COMPITO A:
Ricopia dal testo dell'esercizio il passo che comincia con "Il cambiamento è" e prosegue fino a "capitato a noi.".
COMPITO B:
Secondo il testo dell'esercizio, in quanto tempo la situazione è migliorata sia a casa che al nido?

___ TESTO DELL'ESERCIZIO

Il cambiamento è stato immediato, nel giro di un mese la situazione è migliorata tantissimo sia a casa che al nido. Probabilmente è bastato ritrovare la fiducia nel nostro ruolo per far sentire anche il bambino più al sicuro, meno esposto ai suoi accessi d’ira. Nel frattempo, Letizia ha continuato a darci delle strategie di sopravvivenza, senza mai dimenticare di sottolineare come fossimo fortunati e al tempo stesso messi alla prova dall’intelligenza e dall’indole ribelle di nostro figlio. Sapere che qualcuno riconosceva il carattere eccezionale, fuori misura dei nostri sforzi era per me immensamente liberatorio. Però la psicologa non dimenticava mai di sottolineare che un bambino pone sempre e comunque delle sfide ai genitori, perciò non eravamo da compatire, dovevamo solo imparare a gestire meglio il bambino che era capitato a noi.

______
___ DATI MOSTRATI

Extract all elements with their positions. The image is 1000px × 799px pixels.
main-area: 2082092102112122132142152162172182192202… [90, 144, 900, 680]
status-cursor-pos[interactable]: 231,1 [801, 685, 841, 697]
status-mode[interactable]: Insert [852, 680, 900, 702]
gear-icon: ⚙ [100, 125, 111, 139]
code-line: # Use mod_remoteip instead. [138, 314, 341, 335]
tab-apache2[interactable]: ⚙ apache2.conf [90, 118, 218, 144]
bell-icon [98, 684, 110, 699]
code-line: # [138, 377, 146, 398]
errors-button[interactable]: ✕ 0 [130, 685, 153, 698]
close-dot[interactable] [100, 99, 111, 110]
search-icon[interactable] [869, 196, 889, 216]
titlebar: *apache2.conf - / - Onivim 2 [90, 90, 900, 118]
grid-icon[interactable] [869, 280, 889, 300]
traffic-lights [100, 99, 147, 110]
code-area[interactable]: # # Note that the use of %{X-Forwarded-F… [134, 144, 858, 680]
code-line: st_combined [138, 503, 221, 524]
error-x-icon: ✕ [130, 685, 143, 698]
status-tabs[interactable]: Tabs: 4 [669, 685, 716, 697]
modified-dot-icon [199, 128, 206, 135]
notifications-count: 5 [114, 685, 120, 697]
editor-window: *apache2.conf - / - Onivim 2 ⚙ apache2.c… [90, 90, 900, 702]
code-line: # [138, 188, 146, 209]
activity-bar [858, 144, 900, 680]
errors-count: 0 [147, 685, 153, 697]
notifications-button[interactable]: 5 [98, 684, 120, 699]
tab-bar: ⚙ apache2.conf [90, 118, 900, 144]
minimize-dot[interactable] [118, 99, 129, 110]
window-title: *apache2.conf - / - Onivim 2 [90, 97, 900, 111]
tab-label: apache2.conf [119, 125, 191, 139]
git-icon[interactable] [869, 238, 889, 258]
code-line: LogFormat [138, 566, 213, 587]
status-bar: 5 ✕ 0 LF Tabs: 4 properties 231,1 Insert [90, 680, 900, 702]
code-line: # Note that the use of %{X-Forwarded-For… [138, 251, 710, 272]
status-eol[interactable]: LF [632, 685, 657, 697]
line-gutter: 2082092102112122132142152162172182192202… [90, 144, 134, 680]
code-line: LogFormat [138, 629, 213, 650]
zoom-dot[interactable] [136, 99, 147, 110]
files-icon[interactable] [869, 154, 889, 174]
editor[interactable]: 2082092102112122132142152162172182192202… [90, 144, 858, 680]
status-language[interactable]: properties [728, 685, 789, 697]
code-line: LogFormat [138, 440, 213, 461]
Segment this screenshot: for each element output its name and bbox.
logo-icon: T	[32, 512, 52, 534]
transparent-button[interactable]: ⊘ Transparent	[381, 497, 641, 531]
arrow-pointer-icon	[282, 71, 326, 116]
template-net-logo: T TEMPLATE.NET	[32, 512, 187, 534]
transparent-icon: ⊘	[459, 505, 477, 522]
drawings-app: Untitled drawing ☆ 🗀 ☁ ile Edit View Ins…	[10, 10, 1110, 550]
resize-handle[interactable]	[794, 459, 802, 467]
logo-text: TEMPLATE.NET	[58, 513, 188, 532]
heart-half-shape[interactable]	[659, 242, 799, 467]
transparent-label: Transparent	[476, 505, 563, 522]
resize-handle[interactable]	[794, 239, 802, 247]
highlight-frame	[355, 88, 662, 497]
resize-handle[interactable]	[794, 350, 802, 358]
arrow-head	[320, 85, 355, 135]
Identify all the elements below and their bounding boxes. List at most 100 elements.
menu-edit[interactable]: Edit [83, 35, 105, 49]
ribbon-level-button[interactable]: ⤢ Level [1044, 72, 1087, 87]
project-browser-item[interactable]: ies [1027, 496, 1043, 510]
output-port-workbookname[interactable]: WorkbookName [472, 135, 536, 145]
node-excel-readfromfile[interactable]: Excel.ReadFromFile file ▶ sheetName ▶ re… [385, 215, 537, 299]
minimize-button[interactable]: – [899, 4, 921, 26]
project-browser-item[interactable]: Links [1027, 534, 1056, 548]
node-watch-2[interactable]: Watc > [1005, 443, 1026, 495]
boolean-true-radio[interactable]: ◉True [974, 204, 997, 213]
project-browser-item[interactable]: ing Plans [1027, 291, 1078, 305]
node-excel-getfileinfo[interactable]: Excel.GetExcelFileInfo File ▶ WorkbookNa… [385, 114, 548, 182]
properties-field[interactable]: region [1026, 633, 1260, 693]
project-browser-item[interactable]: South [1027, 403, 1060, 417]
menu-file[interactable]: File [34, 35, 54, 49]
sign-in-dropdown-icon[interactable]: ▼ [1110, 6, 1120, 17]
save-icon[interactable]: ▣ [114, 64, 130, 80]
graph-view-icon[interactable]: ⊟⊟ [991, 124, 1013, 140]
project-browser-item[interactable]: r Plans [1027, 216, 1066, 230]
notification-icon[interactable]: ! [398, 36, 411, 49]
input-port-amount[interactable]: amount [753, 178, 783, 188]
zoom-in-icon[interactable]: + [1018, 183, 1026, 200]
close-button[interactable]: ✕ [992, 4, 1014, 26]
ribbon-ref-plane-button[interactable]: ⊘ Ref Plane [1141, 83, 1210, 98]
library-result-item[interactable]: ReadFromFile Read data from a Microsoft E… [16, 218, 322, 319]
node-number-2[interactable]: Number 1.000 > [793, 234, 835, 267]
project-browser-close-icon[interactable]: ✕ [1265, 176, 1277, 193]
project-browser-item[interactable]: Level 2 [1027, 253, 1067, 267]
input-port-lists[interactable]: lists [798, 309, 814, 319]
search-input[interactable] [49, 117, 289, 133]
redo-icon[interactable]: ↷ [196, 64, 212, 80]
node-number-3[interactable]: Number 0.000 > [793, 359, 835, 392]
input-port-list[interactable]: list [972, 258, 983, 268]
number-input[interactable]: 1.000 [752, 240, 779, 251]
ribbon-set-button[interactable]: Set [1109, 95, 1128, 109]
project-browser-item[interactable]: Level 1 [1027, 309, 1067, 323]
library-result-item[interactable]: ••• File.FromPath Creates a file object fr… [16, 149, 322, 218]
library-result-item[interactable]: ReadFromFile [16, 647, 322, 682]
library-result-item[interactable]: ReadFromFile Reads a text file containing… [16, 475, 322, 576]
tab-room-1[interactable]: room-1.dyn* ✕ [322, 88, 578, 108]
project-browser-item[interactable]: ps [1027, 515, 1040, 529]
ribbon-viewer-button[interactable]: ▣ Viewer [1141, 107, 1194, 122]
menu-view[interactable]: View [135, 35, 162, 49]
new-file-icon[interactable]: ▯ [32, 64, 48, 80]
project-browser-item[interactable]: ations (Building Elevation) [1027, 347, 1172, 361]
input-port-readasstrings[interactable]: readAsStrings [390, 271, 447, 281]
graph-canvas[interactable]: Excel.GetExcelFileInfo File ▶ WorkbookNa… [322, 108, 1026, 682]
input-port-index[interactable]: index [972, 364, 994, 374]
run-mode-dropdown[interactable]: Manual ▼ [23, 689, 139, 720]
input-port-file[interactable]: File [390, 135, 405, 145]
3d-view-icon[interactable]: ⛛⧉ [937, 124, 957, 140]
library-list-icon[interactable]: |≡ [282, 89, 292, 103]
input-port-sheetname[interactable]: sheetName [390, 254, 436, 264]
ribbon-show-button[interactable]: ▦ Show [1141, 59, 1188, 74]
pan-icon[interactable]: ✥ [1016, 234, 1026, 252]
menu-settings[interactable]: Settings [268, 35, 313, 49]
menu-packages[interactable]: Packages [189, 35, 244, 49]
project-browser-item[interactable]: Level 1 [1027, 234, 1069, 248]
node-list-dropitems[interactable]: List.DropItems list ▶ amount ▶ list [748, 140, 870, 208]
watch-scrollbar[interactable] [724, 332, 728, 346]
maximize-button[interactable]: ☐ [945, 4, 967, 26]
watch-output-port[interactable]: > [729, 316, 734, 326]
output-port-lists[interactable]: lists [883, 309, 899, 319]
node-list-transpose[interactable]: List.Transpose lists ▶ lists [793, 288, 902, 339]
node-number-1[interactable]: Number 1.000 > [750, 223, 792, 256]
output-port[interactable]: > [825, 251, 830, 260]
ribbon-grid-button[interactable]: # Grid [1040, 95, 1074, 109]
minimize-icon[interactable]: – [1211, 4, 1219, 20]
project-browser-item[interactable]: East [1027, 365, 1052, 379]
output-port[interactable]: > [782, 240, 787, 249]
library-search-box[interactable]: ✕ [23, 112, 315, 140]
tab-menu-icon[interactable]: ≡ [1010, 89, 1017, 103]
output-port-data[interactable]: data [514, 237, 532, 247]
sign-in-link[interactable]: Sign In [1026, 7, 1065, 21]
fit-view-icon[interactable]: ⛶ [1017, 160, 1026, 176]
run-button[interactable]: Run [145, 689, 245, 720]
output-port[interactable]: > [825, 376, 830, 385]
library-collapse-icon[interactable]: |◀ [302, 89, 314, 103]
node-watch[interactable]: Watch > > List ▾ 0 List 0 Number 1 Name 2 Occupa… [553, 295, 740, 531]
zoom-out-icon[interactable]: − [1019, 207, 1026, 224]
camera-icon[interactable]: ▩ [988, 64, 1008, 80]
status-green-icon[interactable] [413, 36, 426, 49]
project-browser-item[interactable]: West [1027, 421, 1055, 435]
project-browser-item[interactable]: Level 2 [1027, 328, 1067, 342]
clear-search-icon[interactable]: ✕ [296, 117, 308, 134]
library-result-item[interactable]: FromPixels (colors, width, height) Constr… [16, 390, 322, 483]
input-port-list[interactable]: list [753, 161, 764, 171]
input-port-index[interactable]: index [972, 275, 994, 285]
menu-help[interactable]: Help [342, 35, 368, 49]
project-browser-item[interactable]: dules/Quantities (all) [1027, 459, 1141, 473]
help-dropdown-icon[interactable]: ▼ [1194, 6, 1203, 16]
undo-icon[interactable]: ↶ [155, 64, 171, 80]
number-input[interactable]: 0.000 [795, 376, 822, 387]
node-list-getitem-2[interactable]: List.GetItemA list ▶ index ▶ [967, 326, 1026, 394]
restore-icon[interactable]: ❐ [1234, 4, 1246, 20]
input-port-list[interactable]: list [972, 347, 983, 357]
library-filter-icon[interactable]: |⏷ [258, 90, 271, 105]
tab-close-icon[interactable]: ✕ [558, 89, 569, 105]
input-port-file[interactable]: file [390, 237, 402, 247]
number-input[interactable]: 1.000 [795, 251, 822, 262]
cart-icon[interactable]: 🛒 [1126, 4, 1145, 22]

______

RISULTATO A:
Il cambiamento è stato immediato, nel giro di un mese la situazione è migliorata tantissimo sia a casa che al nido. Probabilmente è bastato ritrovare la fiducia nel nostro ruolo per far sentire anche il bambino più al sicuro, meno esposto ai suoi accessi d’ira. Nel frattempo, Letizia ha continuato a darci delle strategie di sopravvivenza, senza mai dimenticare di sottolineare come fossimo fortunati e al tempo stesso messi alla prova dall’intelligenza e dall’indole ribelle di nostro figlio. Sapere che qualcuno riconosceva il carattere eccezionale, fuori misura dei nostri sforzi era per me immensamente liberatorio. Però la psicologa non dimenticava mai di sottolineare che un bambino pone sempre e comunque delle sfide ai genitori, perciò non eravamo da compatire, dovevamo solo imparare a gestire meglio il bambino che era capitato a noi.

RISULTATO B:
Nel giro di un mese.